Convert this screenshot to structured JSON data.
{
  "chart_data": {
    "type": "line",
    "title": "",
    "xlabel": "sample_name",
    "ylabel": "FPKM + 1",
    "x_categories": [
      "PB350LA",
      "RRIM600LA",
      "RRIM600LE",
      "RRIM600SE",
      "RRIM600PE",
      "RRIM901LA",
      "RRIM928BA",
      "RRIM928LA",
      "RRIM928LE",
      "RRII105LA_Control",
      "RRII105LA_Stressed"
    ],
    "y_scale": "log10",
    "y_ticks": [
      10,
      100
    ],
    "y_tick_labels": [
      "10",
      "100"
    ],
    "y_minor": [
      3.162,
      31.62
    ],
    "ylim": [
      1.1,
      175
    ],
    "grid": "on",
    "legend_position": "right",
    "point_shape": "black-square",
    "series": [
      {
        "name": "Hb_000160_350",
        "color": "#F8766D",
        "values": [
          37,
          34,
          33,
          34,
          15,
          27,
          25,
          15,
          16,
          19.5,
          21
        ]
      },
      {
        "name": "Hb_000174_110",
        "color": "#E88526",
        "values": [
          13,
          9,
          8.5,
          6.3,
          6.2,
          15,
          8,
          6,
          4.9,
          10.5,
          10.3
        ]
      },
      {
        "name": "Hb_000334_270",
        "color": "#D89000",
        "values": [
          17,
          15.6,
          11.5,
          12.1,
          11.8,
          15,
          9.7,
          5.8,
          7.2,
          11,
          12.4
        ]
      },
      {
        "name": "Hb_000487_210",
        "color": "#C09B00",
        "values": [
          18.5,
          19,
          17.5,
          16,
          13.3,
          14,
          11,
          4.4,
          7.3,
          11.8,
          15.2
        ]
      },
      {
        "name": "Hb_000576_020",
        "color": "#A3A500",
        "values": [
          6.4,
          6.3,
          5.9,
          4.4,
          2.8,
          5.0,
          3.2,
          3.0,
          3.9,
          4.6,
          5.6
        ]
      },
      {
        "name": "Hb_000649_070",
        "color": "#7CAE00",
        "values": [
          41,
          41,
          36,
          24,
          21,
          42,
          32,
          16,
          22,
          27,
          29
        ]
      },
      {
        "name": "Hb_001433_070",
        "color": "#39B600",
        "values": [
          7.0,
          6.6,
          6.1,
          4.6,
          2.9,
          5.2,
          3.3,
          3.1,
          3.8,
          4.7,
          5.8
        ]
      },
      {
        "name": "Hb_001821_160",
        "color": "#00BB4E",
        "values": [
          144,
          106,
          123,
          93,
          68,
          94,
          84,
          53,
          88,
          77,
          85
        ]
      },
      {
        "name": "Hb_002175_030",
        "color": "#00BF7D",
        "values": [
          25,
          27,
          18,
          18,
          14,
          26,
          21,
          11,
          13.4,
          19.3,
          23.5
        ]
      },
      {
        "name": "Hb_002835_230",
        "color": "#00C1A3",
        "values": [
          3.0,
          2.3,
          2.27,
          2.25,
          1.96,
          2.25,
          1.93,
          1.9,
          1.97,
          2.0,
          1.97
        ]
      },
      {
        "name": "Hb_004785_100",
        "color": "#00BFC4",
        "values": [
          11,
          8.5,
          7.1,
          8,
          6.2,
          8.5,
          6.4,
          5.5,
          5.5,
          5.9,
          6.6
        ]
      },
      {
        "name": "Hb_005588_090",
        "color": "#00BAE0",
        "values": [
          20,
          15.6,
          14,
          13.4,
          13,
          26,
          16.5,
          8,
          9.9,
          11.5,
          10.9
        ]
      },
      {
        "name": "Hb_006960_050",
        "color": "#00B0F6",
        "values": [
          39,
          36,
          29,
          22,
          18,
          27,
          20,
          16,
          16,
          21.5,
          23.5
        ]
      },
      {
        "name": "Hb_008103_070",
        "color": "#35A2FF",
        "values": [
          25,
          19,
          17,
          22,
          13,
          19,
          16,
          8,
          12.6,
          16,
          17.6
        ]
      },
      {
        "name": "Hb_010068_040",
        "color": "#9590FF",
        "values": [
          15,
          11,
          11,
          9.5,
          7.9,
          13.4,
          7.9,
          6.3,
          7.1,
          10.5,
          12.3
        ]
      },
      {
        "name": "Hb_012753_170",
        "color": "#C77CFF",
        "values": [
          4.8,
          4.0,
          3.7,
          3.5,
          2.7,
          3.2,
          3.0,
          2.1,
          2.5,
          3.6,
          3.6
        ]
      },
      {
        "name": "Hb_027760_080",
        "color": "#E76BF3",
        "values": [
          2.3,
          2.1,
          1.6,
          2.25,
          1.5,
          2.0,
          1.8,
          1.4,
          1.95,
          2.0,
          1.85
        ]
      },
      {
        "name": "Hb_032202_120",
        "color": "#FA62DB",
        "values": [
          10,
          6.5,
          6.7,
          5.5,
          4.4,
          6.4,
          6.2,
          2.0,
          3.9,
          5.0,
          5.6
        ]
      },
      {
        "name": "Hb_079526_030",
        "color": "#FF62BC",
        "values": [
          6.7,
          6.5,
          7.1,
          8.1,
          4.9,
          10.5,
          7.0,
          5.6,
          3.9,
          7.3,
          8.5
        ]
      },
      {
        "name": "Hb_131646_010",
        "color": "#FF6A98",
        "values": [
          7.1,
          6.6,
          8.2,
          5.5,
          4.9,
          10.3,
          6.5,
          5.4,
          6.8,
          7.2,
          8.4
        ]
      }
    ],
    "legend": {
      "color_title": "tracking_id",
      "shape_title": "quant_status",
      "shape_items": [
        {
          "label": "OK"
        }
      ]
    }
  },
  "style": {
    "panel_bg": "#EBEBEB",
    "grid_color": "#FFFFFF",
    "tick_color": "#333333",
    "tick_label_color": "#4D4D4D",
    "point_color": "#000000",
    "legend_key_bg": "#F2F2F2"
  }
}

====================

◆ Problem to solve ◆
Extract the complete data, matching each line exactly.

◆ Response ◆
Convert this screenshot to structured JSON data.
{
  "chart_data": {
    "type": "line",
    "title": "",
    "xlabel": "sample_name",
    "ylabel": "FPKM + 1",
    "x_categories": [
      "PB350LA",
      "RRIM600LA",
      "RRIM600LE",
      "RRIM600SE",
      "RRIM600PE",
      "RRIM901LA",
      "RRIM928BA",
      "RRIM928LA",
      "RRIM928LE",
      "RRII105LA_Control",
      "RRII105LA_Stressed"
    ],
    "y_scale": "log10",
    "y_ticks": [
      10,
      100
    ],
    "y_tick_labels": [
      "10",
      "100"
    ],
    "y_minor": [
      3.162,
      31.62
    ],
    "ylim": [
      1.1,
      175
    ],
    "grid": "on",
    "legend_position": "right",
    "point_shape": "black-square",
    "series": [
      {
        "name": "Hb_000160_350",
        "color": "#F8766D",
        "values": [
          37,
          34,
          33,
          34,
          15,
          27,
          25,
          15,
          16,
          19.5,
          21
        ]
      },
      {
        "name": "Hb_000174_110",
        "color": "#E88526",
        "values": [
          13,
          9,
          8.5,
          6.3,
          6.2,
          15,
          8,
          6,
          4.9,
          10.5,
          10.3
        ]
      },
      {
        "name": "Hb_000334_270",
        "color": "#D89000",
        "values": [
          17,
          15.6,
          11.5,
          12.1,
          11.8,
          15,
          9.7,
          5.8,
          7.2,
          11,
          12.4
        ]
      },
      {
        "name": "Hb_000487_210",
        "color": "#C09B00",
        "values": [
          18.5,
          19,
          17.5,
          16,
          13.3,
          14,
          11,
          4.4,
          7.3,
          11.8,
          15.2
        ]
      },
      {
        "name": "Hb_000576_020",
        "color": "#A3A500",
        "values": [
          6.4,
          6.3,
          5.9,
          4.4,
          2.8,
          5.0,
          3.2,
          3.0,
          3.9,
          4.6,
          5.6
        ]
      },
      {
        "name": "Hb_000649_070",
        "color": "#7CAE00",
        "values": [
          41,
          41,
          36,
          24,
          21,
          42,
          32,
          16,
          22,
          27,
          29
        ]
      },
      {
        "name": "Hb_001433_070",
        "color": "#39B600",
        "values": [
          7.0,
          6.6,
          6.1,
          4.6,
          2.9,
          5.2,
          3.3,
          3.1,
          3.8,
          4.7,
          5.8
        ]
      },
      {
        "name": "Hb_001821_160",
        "color": "#00BB4E",
        "values": [
          144,
          106,
          123,
          93,
          68,
          94,
          84,
          53,
          88,
          77,
          85
        ]
      },
      {
        "name": "Hb_002175_030",
        "color": "#00BF7D",
        "values": [
          25,
          27,
          18,
          18,
          14,
          26,
          21,
          11,
          13.4,
          19.3,
          23.5
        ]
      },
      {
        "name": "Hb_002835_230",
        "color": "#00C1A3",
        "values": [
          3.0,
          2.3,
          2.27,
          2.25,
          1.96,
          2.25,
          1.93,
          1.9,
          1.97,
          2.0,
          1.97
        ]
      },
      {
        "name": "Hb_004785_100",
        "color": "#00BFC4",
        "values": [
          11,
          8.5,
          7.1,
          8,
          6.2,
          8.5,
          6.4,
          5.5,
          5.5,
          5.9,
          6.6
        ]
      },
      {
        "name": "Hb_005588_090",
        "color": "#00BAE0",
        "values": [
          20,
          15.6,
          14,
          13.4,
          13,
          26,
          16.5,
          8,
          9.9,
          11.5,
          10.9
        ]
      },
      {
        "name": "Hb_006960_050",
        "color": "#00B0F6",
        "values": [
          39,
          36,
          29,
          22,
          18,
          27,
          20,
          16,
          16,
          21.5,
          23.5
        ]
      },
      {
        "name": "Hb_008103_070",
        "color": "#35A2FF",
        "values": [
          25,
          19,
          17,
          22,
          13,
          19,
          16,
          8,
          12.6,
          16,
          17.6
        ]
      },
      {
        "name": "Hb_010068_040",
        "color": "#9590FF",
        "values": [
          15,
          11,
          11,
          9.5,
          7.9,
          13.4,
          7.9,
          6.3,
          7.1,
          10.5,
          12.3
        ]
      },
      {
        "name": "Hb_012753_170",
        "color": "#C77CFF",
        "values": [
          4.8,
          4.0,
          3.7,
          3.5,
          2.7,
          3.2,
          3.0,
          2.1,
          2.5,
          3.6,
          3.6
        ]
      },
      {
        "name": "Hb_027760_080",
        "color": "#E76BF3",
        "values": [
          2.3,
          2.1,
          1.6,
          2.25,
          1.5,
          2.0,
          1.8,
          1.4,
          1.95,
          2.0,
          1.85
        ]
      },
      {
        "name": "Hb_032202_120",
        "color": "#FA62DB",
        "values": [
          10,
          6.5,
          6.7,
          5.5,
          4.4,
          6.4,
          6.2,
          2.0,
          3.9,
          5.0,
          5.6
        ]
      },
      {
        "name": "Hb_079526_030",
        "color": "#FF62BC",
        "values": [
          6.7,
          6.5,
          7.1,
          8.1,
          4.9,
          10.5,
          7.0,
          5.6,
          3.9,
          7.3,
          8.5
        ]
      },
      {
        "name": "Hb_131646_010",
        "color": "#FF6A98",
        "values": [
          7.1,
          6.6,
          8.2,
          5.5,
          4.9,
          10.3,
          6.5,
          5.4,
          6.8,
          7.2,
          8.4
        ]
      }
    ],
    "legend": {
      "color_title": "tracking_id",
      "shape_title": "quant_status",
      "shape_items": [
        {
          "label": "OK"
        }
      ]
    }
  },
  "style": {
    "panel_bg": "#EBEBEB",
    "grid_color": "#FFFFFF",
    "tick_color": "#333333",
    "tick_label_color": "#4D4D4D",
    "point_color": "#000000",
    "legend_key_bg": "#F2F2F2"
  }
}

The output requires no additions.